== THE REQUEST ==
Render these lines as a JSON list of strings, one string per line, skipping blank lines and leaving out the pictures.

Lines of data
• • •

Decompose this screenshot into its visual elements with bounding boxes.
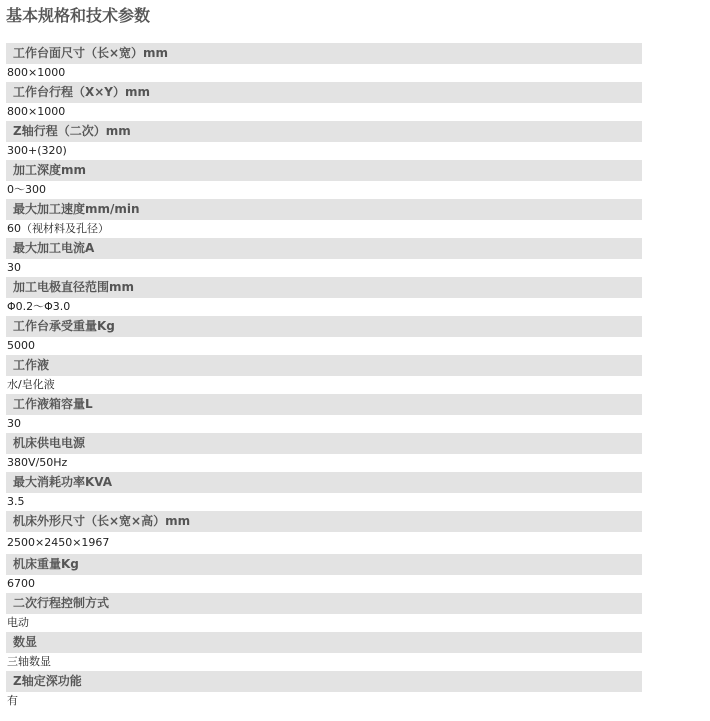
spec-value: 三轴数显: [7, 655, 51, 668]
spec-row-secondary-travel-control: [6, 593, 642, 632]
spec-label: 工作台承受重量Kg: [6, 316, 642, 337]
spec-label: 机床供电电源: [6, 433, 642, 454]
spec-row-z-travel: [6, 121, 642, 160]
spec-label: 最大加工电流A: [6, 238, 642, 259]
spec-value: 30: [7, 261, 21, 274]
spec-value: 3.5: [7, 495, 25, 508]
spec-label: 机床外形尺寸（长×宽×高）mm: [6, 511, 642, 532]
spec-value: 水/皂化液: [7, 378, 55, 391]
spec-row-max-power: [6, 472, 642, 511]
spec-label: 机床重量Kg: [6, 554, 642, 575]
spec-row-digital-readout: [6, 632, 642, 671]
spec-value: 0～300: [7, 183, 46, 196]
spec-row-power-supply: [6, 433, 642, 472]
spec-row-machine-dimensions: [6, 511, 642, 554]
spec-value: 30: [7, 417, 21, 430]
spec-label: 数显: [6, 632, 642, 653]
spec-value: 60（视材料及孔径）: [7, 222, 109, 235]
spec-row-electrode-range: [6, 277, 642, 316]
spec-row-machining-depth: [6, 160, 642, 199]
spec-row-table-load: [6, 316, 642, 355]
spec-label: Z轴行程（二次）mm: [6, 121, 642, 142]
spec-row-working-fluid: [6, 355, 642, 394]
spec-value: 380V/50Hz: [7, 456, 68, 469]
spec-label: 最大消耗功率KVA: [6, 472, 642, 493]
spec-row-tank-capacity: [6, 394, 642, 433]
spec-table: [6, 43, 642, 710]
spec-value: Φ0.2～Φ3.0: [7, 300, 71, 313]
spec-value: 5000: [7, 339, 35, 352]
spec-label: 最大加工速度mm/min: [6, 199, 642, 220]
spec-label: 工作台面尺寸（长×宽）mm: [6, 43, 642, 64]
spec-row-z-depth-function: [6, 671, 642, 710]
spec-value: 800×1000: [7, 105, 66, 118]
spec-value: 800×1000: [7, 66, 66, 79]
spec-label: Z轴定深功能: [6, 671, 642, 692]
spec-label: 加工电极直径范围mm: [6, 277, 642, 298]
spec-label: 工作台行程（X×Y）mm: [6, 82, 642, 103]
spec-label: 加工深度mm: [6, 160, 642, 181]
spec-value: 6700: [7, 577, 35, 590]
spec-value: 有: [7, 694, 18, 707]
spec-label: 二次行程控制方式: [6, 593, 642, 614]
spec-label: 工作液: [6, 355, 642, 376]
spec-label: 工作液箱容量L: [6, 394, 642, 415]
spec-value: 2500×2450×1967: [7, 536, 110, 549]
spec-row-table-travel: [6, 82, 642, 121]
spec-row-table-size: [6, 43, 642, 82]
spec-row-max-speed: [6, 199, 642, 238]
spec-value: 电动: [7, 616, 29, 629]
spec-value: 300+(320): [7, 144, 67, 157]
spec-row-machine-weight: [6, 554, 642, 593]
page-title: 基本规格和技术参数: [6, 6, 151, 25]
spec-row-max-current: [6, 238, 642, 277]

• • •

== FULL RESPONSE ==
[
  "Decompose this screenshot into its visual elements with bounding boxes.",
  "spec-value: 三轴数显: [7, 655, 51, 668]",
  "spec-row-secondary-travel-control: [6, 593, 642, 632]",
  "spec-label: 工作台承受重量Kg: [6, 316, 642, 337]",
  "spec-label: 机床供电电源: [6, 433, 642, 454]",
  "spec-row-z-travel: [6, 121, 642, 160]",
  "spec-label: 最大加工电流A: [6, 238, 642, 259]",
  "spec-value: 30: [7, 261, 21, 274]",
  "spec-value: 3.5: [7, 495, 25, 508]",
  "spec-label: 机床外形尺寸（长×宽×高）mm: [6, 511, 642, 532]",
  "spec-value: 水/皂化液: [7, 378, 55, 391]",
  "spec-row-max-power: [6, 472, 642, 511]",
  "spec-label: 机床重量Kg: [6, 554, 642, 575]",
  "spec-row-digital-readout: [6, 632, 642, 671]",
  "spec-value: 0～300: [7, 183, 46, 196]",
  "spec-row-power-supply: [6, 433, 642, 472]",
  "spec-row-machine-dimensions: [6, 511, 642, 554]",
  "spec-value: 30: [7, 417, 21, 430]",
  "spec-label: 数显: [6, 632, 642, 653]",
  "spec-value: 60（视材料及孔径）: [7, 222, 109, 235]",
  "spec-row-electrode-range: [6, 277, 642, 316]",
  "spec-row-machining-depth: [6, 160, 642, 199]",
  "spec-row-table-load: [6, 316, 642, 355]",
  "spec-label: Z轴行程（二次）mm: [6, 121, 642, 142]",
  "spec-row-working-fluid: [6, 355, 642, 394]",
  "spec-value: 380V/50Hz: [7, 456, 68, 469]",
  "spec-label: 最大消耗功率KVA: [6, 472, 642, 493]",
  "spec-row-tank-capacity: [6, 394, 642, 433]",
  "spec-table: [6, 43, 642, 710]",
  "spec-value: Φ0.2～Φ3.0: [7, 300, 71, 313]",
  "spec-value: 5000: [7, 339, 35, 352]",
  "spec-label: 最大加工速度mm/min: [6, 199, 642, 220]",
  "spec-label: 工作台面尺寸（长×宽）mm: [6, 43, 642, 64]",
  "spec-row-z-depth-function: [6, 671, 642, 710]",
  "spec-value: 800×1000: [7, 105, 66, 118]",
  "spec-value: 800×1000: [7, 66, 66, 79]",
  "spec-label: Z轴定深功能: [6, 671, 642, 692]",
  "spec-label: 加工电极直径范围mm: [6, 277, 642, 298]",
  "spec-label: 工作台行程（X×Y）mm: [6, 82, 642, 103]",
  "spec-label: 加工深度mm: [6, 160, 642, 181]",
  "spec-value: 6700: [7, 577, 35, 590]",
  "spec-value: 有: [7, 694, 18, 707]",
  "spec-label: 二次行程控制方式: [6, 593, 642, 614]",
  "spec-label: 工作液: [6, 355, 642, 376]",
  "spec-label: 工作液箱容量L: [6, 394, 642, 415]",
  "spec-value: 2500×2450×1967: [7, 536, 110, 549]",
  "spec-row-table-travel: [6, 82, 642, 121]",
  "spec-row-table-size: [6, 43, 642, 82]",
  "spec-row-max-speed: [6, 199, 642, 238]",
  "spec-value: 电动: [7, 616, 29, 629]",
  "spec-value: 300+(320): [7, 144, 67, 157]",
  "spec-row-machine-weight: [6, 554, 642, 593]",
  "page-title: 基本规格和技术参数: [6, 6, 151, 25]",
  "spec-row-max-current: [6, 238, 642, 277]"
]